• _PROBLEM STATEMENT_: Reproduce these lines word for word, starting with the first one and stopping after the line that contains "search-input[interactable] — [62, 164, 364, 175]".

========

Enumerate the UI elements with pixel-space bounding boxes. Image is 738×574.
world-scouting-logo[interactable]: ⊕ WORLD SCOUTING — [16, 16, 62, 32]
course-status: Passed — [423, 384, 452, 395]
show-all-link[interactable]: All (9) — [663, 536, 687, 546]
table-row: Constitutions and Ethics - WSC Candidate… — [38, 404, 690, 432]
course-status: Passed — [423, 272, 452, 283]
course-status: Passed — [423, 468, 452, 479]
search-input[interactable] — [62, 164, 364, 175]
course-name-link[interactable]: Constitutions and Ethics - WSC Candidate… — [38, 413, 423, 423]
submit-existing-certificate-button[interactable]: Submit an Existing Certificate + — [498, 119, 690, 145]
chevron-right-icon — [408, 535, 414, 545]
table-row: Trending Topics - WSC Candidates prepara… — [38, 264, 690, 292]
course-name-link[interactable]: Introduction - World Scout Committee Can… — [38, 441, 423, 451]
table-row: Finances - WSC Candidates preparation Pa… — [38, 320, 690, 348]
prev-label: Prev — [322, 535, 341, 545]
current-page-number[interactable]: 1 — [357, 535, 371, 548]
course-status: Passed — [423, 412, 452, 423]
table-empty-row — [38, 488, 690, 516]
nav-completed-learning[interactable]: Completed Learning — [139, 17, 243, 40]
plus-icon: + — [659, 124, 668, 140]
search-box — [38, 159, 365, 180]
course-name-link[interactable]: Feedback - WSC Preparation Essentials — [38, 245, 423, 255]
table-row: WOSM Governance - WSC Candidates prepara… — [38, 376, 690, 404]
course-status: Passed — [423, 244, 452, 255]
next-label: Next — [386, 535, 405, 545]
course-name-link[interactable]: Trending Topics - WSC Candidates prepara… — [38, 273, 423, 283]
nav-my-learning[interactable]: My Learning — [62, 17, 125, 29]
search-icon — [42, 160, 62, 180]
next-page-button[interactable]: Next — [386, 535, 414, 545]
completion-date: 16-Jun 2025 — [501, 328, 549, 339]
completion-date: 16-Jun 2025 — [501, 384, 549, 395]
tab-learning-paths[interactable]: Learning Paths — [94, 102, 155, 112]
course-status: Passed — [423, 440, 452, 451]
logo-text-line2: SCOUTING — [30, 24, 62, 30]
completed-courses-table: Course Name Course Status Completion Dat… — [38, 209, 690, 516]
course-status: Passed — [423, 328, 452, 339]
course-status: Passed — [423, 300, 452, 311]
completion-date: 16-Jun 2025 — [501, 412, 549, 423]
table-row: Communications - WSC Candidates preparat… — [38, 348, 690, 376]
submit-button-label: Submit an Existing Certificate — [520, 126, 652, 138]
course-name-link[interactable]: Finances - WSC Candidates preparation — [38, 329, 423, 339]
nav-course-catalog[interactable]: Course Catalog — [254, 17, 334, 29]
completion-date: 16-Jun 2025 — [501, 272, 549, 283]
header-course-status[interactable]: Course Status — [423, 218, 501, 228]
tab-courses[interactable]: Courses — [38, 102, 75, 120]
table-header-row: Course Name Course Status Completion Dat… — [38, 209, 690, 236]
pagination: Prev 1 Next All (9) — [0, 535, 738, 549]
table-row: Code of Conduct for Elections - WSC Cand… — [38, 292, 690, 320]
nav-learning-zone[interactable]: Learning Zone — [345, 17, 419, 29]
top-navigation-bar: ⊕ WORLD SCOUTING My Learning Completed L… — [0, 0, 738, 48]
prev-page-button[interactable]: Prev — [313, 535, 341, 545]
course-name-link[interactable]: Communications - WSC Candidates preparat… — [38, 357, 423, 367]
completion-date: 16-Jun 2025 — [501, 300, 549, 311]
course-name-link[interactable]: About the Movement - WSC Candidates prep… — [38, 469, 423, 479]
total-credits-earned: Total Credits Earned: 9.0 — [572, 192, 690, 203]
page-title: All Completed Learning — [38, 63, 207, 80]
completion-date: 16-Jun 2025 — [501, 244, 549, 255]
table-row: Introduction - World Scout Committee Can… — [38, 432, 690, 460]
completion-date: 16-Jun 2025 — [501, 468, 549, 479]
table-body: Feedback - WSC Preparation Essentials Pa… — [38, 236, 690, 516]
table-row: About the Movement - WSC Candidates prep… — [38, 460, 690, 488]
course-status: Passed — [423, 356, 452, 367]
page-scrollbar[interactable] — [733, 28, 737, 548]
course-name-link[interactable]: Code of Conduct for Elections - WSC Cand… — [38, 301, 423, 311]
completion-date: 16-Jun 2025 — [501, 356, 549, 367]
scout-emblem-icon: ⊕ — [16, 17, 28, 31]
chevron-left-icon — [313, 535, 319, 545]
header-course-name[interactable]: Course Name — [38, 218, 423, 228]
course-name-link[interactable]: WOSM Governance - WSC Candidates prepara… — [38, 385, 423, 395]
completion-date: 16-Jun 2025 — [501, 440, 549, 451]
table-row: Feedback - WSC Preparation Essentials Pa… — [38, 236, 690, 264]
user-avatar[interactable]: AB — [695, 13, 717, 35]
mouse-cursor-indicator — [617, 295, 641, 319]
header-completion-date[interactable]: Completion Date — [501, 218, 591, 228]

========

• _RESULT_:
Enumerate the UI elements with pixel-space bounding boxes. Image is 738×574.
world-scouting-logo[interactable]: ⊕ WORLD SCOUTING — [16, 16, 62, 32]
course-status: Passed — [423, 384, 452, 395]
show-all-link[interactable]: All (9) — [663, 536, 687, 546]
table-row: Constitutions and Ethics - WSC Candidate… — [38, 404, 690, 432]
course-status: Passed — [423, 272, 452, 283]
course-status: Passed — [423, 468, 452, 479]
search-input[interactable] — [62, 164, 364, 175]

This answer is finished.